● **SHORT PROBLEM**: Reproduce all lines of the listing below in which the word "this" occurs.

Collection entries
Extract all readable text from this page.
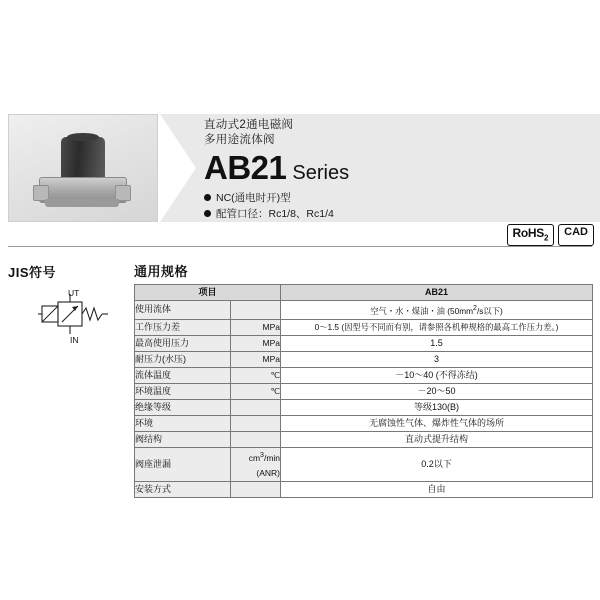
直动式2通电磁阀
多用途流体阀
AB21 Series
NC(通电时开)型
配管口径：Rc1/8、Rc1/4
RoHS$_2$	CAD
JIS符号
UT
IN
通用规格
项目		AB21
使用流体		空气・水・煤油・油 ($50mm^2/s$以下)
工作压力差	MPa	0～1.5 (因型号不同而有别，请参照各机种规格的最高工作压力差。)
最高使用压力	MPa	1.5
耐压力(水压)	MPa	3
流体温度	℃	－10～40 (不得冻结)
环境温度	℃	－20～50
绝缘等级		等级130(B)
环境		无腐蚀性气体、爆炸性气体的场所
阀结构		直动式提升结构
阀座泄漏	$cm^3/\min$ (ANR)	0.2以下
安装方式		自由
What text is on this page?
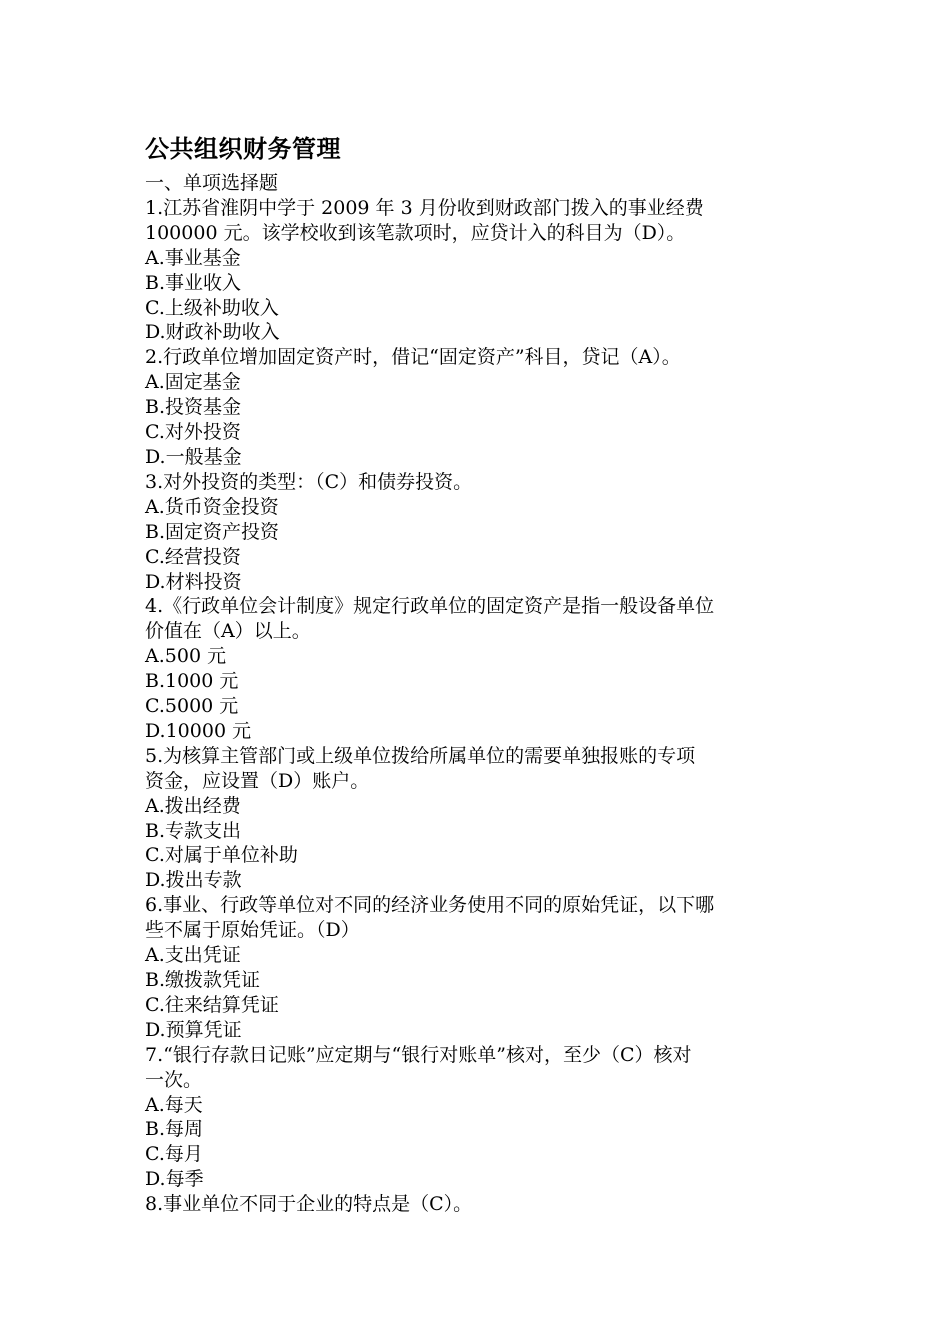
公共组织财务管理
一、单项选择题
1.江苏省淮阴中学于 2009 年 3 月份收到财政部门拨入的事业经费
100000 元。该学校收到该笔款项时，应贷计入的科目为（D）。
A.事业基金
B.事业收入
C.上级补助收入
D.财政补助收入
2.行政单位增加固定资产时，借记“固定资产”科目，贷记（A）。
A.固定基金
B.投资基金
C.对外投资
D.一般基金
3.对外投资的类型：（C）和债券投资。
A.货币资金投资
B.固定资产投资
C.经营投资
D.材料投资
4.《行政单位会计制度》规定行政单位的固定资产是指一般设备单位
价值在（A）以上。
A.500 元
B.1000 元
C.5000 元
D.10000 元
5.为核算主管部门或上级单位拨给所属单位的需要单独报账的专项
资金，应设置（D）账户。
A.拨出经费
B.专款支出
C.对属于单位补助
D.拨出专款
6.事业、行政等单位对不同的经济业务使用不同的原始凭证，以下哪
些不属于原始凭证。（D）
A.支出凭证
B.缴拨款凭证
C.往来结算凭证
D.预算凭证
7.“银行存款日记账”应定期与“银行对账单”核对，至少（C）核对
一次。
A.每天
B.每周
C.每月
D.每季
8.事业单位不同于企业的特点是（C）。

● **FINISHED ANSWER**:
Extract all readable text from this page.
What text is on this page?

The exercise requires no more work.